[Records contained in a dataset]
== == ==
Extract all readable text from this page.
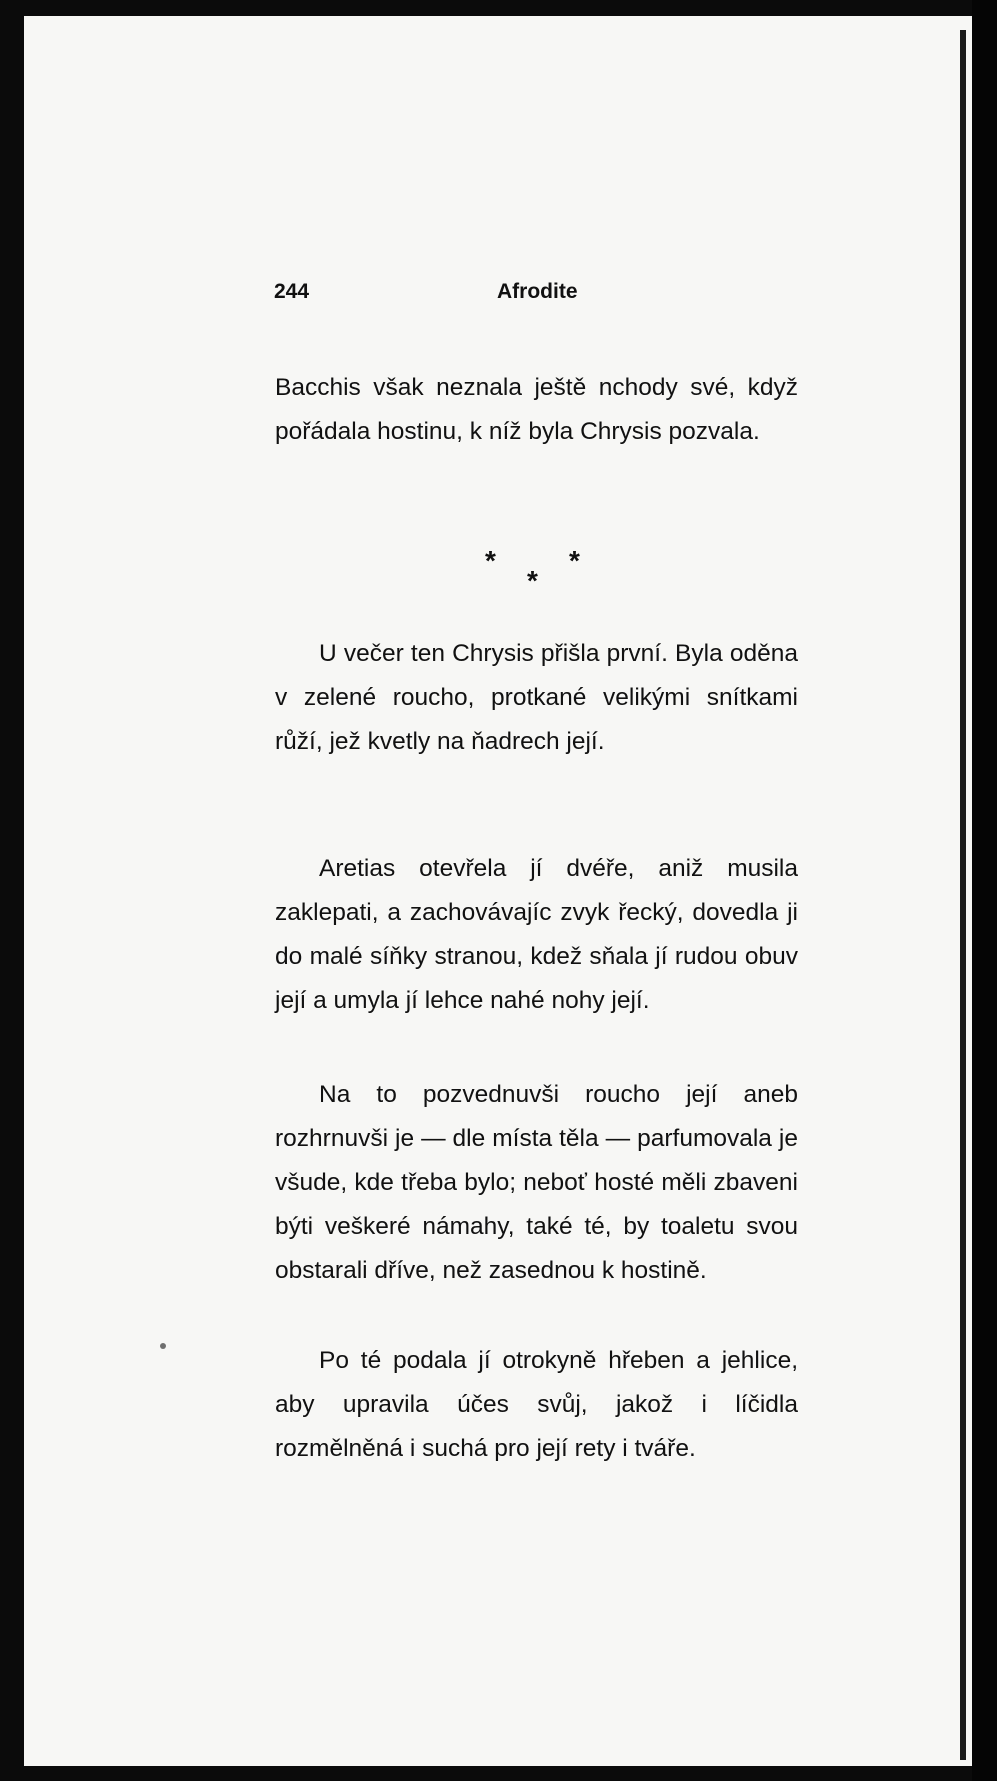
244	Afrodite
Bacchis však neznala ještě nchody své, když pořádala hostinu, k níž byla Chrysis pozvala.
*
*
*
U večer ten Chrysis přišla první. Byla oděna v zelené roucho, protkané velikými snítkami růží, jež kvetly na ňadrech její.
Aretias otevřela jí dvéře, aniž musila zaklepati, a zachovávajíc zvyk řecký, dovedla ji do malé síňky stranou, kdež sňala jí rudou obuv její a umyla jí lehce nahé nohy její.
Na to pozvednuvši roucho její aneb rozhrnuvši je — dle místa těla — parfumovala je všude, kde třeba bylo; neboť hosté měli zbaveni býti veškeré námahy, také té, by toaletu svou obstarali dříve, než zasednou k hostině.
Po té podala jí otrokyně hřeben a jehlice, aby upravila účes svůj, jakož i líčidla rozmělněná i suchá pro její rety i tváře.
== == ==
▶ [What is being asked]: Within the listing above, find every line containing the string "Chrysis" and return it.

▶ [Exercise result]:
Bacchis však neznala ještě nchody své, když pořádala hostinu, k níž byla Chrysis pozvala.
U večer ten Chrysis přišla první. Byla oděna v zelené roucho, protkané velikými snítkami růží, jež kvetly na ňadrech její.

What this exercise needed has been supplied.